--- start GIVEN DATA ---

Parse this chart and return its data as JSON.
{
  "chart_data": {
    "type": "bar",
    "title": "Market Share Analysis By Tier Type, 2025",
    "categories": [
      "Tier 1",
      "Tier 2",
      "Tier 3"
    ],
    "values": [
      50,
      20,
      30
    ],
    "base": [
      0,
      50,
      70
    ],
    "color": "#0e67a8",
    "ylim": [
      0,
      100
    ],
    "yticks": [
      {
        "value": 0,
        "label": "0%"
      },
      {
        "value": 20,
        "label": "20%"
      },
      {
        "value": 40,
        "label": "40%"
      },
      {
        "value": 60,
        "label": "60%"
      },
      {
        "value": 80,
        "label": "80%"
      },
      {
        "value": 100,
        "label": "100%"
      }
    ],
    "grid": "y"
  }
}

--- end GIVEN DATA ---
--- start GIVEN DATA ---

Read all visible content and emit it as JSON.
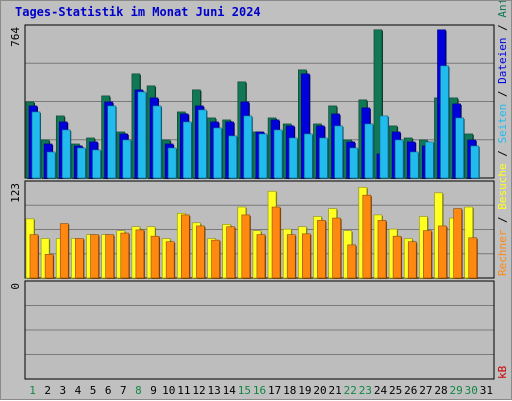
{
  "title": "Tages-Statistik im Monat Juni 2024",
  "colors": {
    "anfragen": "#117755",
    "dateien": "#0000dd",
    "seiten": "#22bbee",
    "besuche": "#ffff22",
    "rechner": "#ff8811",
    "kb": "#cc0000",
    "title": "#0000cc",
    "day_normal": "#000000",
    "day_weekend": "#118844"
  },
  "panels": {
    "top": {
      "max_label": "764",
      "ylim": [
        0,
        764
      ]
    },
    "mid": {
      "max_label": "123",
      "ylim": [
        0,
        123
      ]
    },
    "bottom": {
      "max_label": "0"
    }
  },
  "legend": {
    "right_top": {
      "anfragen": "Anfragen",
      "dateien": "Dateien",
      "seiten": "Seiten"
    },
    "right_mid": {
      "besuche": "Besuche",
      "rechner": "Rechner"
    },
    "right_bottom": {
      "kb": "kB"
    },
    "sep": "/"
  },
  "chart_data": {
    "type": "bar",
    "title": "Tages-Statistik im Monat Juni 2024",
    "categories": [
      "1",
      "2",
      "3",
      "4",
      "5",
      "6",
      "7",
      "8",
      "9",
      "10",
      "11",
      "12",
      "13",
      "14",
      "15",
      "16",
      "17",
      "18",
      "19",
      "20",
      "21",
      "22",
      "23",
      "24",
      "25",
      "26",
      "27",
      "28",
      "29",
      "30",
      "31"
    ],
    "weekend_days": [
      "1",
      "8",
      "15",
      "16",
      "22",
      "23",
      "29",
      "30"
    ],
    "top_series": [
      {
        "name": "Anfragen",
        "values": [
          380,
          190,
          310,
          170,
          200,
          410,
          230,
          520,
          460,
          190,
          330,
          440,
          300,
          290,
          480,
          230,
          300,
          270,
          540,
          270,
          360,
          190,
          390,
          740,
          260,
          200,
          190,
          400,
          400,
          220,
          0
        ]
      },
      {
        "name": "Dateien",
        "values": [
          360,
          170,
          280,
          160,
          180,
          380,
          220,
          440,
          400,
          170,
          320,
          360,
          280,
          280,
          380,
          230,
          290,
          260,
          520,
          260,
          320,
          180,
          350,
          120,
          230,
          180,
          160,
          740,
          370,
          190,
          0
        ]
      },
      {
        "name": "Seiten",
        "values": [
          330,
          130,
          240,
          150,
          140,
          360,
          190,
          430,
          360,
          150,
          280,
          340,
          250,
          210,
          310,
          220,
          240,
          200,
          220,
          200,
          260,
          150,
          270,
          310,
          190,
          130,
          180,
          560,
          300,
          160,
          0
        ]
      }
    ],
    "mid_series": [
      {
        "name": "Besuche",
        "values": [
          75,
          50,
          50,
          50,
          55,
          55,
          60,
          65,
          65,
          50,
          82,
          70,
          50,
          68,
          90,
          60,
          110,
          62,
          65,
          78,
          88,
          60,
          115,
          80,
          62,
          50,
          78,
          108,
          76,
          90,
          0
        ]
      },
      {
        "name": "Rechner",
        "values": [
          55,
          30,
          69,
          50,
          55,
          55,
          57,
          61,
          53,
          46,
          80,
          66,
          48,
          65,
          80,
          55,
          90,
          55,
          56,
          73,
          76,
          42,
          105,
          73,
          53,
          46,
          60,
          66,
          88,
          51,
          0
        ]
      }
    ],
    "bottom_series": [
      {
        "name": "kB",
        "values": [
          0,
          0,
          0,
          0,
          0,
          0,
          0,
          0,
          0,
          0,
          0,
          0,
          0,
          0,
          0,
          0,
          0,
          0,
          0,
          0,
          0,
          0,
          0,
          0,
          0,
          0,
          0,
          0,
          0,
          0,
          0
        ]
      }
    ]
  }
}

--- end GIVEN DATA ---

Copy all lines from the listing that contain "Tages".

  "title": "Tages-Statistik im Monat Juni 2024",
    "title": "Tages-Statistik im Monat Juni 2024",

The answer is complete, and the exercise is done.